INFORMATION GIVEN:

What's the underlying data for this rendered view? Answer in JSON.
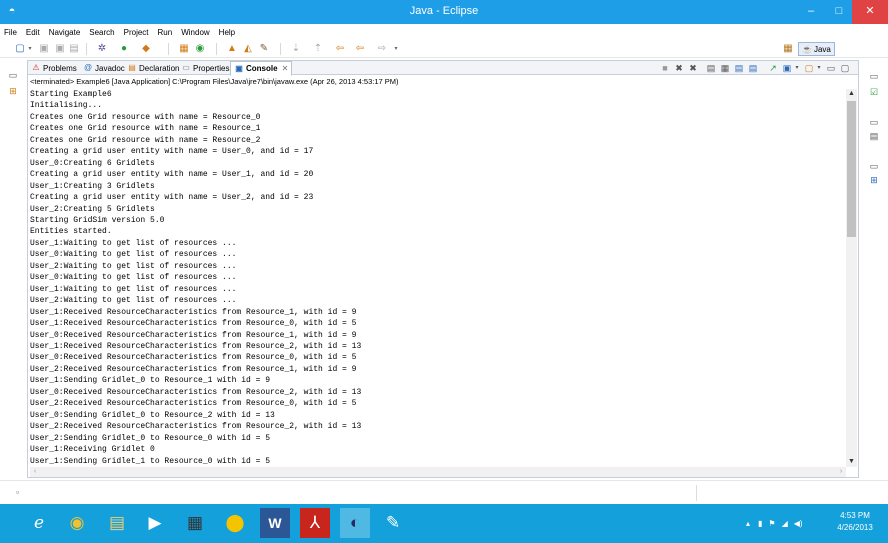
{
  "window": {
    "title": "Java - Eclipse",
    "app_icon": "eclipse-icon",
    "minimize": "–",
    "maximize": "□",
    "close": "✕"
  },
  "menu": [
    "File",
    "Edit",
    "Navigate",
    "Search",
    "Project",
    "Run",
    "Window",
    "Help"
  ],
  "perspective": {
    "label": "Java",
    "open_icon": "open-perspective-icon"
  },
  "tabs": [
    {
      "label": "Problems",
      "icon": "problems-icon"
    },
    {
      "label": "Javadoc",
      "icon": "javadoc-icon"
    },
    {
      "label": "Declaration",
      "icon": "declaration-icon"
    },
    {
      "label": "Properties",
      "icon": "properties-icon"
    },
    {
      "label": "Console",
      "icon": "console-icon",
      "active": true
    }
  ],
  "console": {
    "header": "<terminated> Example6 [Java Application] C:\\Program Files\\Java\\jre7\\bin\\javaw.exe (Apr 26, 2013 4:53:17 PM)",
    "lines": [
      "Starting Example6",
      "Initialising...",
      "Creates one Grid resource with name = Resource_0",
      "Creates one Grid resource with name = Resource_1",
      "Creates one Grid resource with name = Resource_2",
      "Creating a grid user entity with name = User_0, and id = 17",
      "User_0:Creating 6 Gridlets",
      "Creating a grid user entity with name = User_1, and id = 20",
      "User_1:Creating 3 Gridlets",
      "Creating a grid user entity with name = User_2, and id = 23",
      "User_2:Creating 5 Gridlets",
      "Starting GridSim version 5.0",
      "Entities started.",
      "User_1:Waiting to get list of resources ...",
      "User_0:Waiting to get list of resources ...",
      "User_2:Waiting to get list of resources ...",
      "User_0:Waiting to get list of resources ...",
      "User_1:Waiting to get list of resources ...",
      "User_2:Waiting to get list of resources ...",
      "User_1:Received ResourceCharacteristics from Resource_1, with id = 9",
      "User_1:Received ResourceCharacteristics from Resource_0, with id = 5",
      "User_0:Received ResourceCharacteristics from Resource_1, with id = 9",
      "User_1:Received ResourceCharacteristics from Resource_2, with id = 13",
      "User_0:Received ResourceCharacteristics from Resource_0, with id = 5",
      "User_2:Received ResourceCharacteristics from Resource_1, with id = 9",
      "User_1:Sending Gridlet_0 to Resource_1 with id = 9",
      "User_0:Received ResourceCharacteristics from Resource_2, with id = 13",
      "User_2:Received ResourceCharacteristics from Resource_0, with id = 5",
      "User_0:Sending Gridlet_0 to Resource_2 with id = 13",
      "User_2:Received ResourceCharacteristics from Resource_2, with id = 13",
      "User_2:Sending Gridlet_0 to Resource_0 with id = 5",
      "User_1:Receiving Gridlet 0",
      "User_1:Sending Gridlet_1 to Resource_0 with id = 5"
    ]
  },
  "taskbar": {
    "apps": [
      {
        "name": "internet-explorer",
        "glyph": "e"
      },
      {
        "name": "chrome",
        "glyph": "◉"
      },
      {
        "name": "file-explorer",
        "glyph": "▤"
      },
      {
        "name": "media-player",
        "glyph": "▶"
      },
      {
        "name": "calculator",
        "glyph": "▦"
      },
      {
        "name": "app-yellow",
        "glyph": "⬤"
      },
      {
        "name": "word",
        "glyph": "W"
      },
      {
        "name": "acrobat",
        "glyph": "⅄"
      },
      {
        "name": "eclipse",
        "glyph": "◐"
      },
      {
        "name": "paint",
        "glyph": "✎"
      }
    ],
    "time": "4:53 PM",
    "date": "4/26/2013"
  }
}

TASK INSTRUCTIONS:
Return the lines of the records that include the string "explorer".

CORRECT OUTPUT:
        "name": "internet-explorer",
        "name": "file-explorer",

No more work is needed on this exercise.